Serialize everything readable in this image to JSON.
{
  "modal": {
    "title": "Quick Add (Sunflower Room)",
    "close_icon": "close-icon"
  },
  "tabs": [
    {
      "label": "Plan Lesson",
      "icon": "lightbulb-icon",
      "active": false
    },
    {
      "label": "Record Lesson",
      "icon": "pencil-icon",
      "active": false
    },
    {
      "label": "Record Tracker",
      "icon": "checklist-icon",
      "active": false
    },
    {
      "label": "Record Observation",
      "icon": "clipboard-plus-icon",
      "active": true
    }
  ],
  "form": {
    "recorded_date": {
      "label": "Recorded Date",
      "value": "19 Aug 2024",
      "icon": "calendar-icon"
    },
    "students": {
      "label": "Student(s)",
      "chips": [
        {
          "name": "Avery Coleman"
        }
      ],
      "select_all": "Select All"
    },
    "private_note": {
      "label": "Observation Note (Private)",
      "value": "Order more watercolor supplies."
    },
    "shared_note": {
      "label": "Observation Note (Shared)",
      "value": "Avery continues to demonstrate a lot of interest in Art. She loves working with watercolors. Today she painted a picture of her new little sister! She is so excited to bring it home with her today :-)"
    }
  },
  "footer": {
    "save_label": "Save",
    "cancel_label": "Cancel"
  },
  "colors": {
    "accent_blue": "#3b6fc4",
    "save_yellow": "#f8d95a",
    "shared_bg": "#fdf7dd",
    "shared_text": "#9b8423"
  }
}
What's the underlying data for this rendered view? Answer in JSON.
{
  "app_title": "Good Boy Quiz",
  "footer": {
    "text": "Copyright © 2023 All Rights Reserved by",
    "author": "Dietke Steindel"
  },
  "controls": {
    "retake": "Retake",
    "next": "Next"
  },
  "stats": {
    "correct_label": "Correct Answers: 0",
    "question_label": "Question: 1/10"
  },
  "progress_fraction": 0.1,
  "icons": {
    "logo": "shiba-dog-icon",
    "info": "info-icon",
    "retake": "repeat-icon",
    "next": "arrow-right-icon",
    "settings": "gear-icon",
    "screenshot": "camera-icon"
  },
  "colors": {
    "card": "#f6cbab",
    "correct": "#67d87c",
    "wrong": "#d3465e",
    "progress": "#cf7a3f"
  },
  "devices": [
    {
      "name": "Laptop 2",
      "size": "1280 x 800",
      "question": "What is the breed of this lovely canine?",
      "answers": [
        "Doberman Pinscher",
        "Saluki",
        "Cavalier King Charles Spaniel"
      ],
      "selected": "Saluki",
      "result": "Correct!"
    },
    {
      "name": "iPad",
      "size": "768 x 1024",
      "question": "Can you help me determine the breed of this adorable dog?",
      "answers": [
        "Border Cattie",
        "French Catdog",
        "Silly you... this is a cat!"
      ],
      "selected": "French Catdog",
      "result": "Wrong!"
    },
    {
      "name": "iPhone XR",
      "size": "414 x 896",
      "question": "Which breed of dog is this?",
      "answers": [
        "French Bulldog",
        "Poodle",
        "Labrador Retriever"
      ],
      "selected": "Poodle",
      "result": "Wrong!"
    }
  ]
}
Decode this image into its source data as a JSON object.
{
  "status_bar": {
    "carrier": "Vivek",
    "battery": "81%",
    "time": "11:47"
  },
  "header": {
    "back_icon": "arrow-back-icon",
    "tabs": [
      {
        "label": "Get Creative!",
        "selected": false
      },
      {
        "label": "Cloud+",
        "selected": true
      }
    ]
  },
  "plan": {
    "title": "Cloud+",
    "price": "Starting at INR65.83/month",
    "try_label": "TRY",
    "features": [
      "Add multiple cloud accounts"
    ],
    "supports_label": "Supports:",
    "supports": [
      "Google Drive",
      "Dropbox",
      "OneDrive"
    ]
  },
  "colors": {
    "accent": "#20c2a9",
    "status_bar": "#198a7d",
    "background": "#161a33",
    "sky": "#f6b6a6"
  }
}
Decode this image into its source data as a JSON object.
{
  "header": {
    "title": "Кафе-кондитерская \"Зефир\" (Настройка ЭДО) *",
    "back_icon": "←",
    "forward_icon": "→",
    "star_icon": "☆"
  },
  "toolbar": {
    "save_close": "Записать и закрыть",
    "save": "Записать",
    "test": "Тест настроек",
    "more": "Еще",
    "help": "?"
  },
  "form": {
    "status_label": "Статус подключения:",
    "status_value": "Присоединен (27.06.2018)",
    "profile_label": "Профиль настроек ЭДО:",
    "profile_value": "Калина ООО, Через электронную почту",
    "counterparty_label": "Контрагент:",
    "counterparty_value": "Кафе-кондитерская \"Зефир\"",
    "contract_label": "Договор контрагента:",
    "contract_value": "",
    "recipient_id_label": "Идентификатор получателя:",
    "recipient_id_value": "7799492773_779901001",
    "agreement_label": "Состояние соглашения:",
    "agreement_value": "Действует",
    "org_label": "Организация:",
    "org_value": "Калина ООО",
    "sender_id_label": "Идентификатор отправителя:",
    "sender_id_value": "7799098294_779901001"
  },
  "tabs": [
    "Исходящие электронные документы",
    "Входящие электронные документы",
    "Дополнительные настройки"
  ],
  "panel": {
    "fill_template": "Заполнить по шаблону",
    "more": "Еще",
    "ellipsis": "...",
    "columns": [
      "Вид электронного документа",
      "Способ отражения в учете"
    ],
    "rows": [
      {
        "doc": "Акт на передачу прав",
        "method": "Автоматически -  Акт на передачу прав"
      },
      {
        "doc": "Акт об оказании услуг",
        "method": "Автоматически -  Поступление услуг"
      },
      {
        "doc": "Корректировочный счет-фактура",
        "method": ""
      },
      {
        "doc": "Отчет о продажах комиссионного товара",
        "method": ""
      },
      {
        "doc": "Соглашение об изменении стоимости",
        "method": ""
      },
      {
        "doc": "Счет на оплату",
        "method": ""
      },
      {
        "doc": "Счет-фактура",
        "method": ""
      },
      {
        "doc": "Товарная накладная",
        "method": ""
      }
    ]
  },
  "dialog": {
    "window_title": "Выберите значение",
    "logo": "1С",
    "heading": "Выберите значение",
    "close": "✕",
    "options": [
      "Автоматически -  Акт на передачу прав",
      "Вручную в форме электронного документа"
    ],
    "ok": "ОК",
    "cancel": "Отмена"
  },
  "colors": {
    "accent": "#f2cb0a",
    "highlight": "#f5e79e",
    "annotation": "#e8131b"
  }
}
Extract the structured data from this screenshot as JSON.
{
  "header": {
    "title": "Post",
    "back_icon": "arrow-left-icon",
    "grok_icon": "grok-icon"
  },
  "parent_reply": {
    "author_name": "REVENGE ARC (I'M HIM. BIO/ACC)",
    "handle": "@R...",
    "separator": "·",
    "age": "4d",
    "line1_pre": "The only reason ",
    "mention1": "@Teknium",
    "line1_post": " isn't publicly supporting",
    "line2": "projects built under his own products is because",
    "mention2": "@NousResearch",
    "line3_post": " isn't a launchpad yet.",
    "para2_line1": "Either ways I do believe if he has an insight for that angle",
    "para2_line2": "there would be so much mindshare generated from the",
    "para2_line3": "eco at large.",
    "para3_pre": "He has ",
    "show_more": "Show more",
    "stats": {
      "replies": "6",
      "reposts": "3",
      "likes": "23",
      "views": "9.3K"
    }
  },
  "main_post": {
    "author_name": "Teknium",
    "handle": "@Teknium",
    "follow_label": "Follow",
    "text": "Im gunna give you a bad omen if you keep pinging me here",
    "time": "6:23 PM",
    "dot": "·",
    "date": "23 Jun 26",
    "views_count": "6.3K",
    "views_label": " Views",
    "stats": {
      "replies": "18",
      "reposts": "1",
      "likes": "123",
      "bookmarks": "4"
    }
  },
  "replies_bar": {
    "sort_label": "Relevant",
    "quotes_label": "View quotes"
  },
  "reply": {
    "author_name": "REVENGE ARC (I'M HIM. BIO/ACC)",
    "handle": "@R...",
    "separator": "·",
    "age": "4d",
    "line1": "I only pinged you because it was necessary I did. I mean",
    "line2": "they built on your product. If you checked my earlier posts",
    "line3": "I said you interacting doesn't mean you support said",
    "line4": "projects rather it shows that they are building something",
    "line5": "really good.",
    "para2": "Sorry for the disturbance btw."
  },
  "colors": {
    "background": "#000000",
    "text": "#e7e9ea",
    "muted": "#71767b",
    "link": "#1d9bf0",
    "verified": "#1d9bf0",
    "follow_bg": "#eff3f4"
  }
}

> What to produce: Only a number is wanted: how many lines of the material above hold "Avery"?

> Right answer: 2